[What to work on]
Reproduce the listing verbatim, starting with its first line and ending with the line that contains "step-text: Click OK. xyxy=(310,389,872,411)".
— Start —
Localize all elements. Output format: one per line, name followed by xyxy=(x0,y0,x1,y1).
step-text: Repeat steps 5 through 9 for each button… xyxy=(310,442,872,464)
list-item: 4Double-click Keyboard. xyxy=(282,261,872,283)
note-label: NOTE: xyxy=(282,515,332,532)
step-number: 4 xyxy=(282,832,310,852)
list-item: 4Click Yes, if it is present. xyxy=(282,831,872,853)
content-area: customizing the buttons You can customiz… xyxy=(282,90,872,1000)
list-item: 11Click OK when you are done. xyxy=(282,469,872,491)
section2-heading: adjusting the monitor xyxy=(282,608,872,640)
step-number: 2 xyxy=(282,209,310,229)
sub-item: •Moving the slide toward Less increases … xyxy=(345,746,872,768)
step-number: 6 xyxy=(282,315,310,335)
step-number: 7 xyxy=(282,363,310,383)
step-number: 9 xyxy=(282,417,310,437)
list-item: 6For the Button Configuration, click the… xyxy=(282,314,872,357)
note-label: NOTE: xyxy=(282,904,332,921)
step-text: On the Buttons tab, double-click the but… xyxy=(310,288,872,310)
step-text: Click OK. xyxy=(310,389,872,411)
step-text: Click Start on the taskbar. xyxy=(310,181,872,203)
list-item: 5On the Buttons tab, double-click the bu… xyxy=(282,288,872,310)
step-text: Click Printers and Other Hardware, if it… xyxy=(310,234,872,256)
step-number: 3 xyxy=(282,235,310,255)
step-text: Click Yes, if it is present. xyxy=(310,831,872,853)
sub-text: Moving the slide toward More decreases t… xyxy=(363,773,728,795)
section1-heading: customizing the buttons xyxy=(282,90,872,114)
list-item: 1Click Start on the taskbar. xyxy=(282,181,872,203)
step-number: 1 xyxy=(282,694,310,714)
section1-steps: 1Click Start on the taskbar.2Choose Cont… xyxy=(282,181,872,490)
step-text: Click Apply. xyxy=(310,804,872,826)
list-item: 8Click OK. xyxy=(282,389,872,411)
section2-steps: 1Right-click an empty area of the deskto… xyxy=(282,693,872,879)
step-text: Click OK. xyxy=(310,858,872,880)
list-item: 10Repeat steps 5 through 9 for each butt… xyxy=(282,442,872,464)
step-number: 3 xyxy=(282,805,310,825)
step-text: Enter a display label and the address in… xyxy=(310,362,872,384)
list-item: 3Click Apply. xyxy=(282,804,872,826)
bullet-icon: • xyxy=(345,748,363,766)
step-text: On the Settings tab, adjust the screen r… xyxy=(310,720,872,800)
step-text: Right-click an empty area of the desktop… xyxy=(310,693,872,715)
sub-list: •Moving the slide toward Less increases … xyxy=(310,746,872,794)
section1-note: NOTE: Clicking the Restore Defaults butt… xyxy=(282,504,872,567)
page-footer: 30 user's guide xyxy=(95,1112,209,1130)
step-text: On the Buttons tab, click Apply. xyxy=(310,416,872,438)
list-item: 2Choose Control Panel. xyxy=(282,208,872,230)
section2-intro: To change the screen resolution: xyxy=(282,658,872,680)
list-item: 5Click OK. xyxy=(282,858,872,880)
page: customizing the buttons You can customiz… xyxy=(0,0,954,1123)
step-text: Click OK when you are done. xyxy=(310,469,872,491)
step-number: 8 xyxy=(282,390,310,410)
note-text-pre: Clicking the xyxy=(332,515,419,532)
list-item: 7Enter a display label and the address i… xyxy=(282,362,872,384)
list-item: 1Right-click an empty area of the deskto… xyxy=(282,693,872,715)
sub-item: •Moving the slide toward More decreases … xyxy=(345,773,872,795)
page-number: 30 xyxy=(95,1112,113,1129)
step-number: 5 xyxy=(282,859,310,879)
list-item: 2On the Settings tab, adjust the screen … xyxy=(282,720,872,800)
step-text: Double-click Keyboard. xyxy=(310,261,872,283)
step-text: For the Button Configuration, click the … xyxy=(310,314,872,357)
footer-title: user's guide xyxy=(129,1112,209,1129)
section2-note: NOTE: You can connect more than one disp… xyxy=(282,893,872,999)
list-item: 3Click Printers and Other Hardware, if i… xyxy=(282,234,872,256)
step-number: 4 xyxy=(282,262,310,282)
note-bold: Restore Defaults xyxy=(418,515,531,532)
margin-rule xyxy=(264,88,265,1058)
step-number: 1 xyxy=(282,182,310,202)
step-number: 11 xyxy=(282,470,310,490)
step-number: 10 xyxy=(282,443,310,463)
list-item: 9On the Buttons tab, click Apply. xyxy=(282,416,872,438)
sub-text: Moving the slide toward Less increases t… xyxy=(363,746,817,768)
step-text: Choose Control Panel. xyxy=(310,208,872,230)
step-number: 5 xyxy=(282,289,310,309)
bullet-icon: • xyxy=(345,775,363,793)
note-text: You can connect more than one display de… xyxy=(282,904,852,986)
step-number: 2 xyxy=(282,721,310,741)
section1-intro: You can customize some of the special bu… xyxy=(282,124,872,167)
— End —
[Answer to this problem]
Localize all elements. Output format: one per line, name followed by xyxy=(x0,y0,x1,y1).
step-text: Repeat steps 5 through 9 for each button… xyxy=(310,442,872,464)
list-item: 4Double-click Keyboard. xyxy=(282,261,872,283)
note-label: NOTE: xyxy=(282,515,332,532)
step-number: 4 xyxy=(282,832,310,852)
list-item: 4Click Yes, if it is present. xyxy=(282,831,872,853)
content-area: customizing the buttons You can customiz… xyxy=(282,90,872,1000)
list-item: 11Click OK when you are done. xyxy=(282,469,872,491)
section2-heading: adjusting the monitor xyxy=(282,608,872,640)
step-number: 2 xyxy=(282,209,310,229)
sub-item: •Moving the slide toward Less increases … xyxy=(345,746,872,768)
step-number: 6 xyxy=(282,315,310,335)
step-number: 7 xyxy=(282,363,310,383)
step-number: 9 xyxy=(282,417,310,437)
list-item: 6For the Button Configuration, click the… xyxy=(282,314,872,357)
note-label: NOTE: xyxy=(282,904,332,921)
step-text: On the Buttons tab, double-click the but… xyxy=(310,288,872,310)
step-text: Click OK. xyxy=(310,389,872,411)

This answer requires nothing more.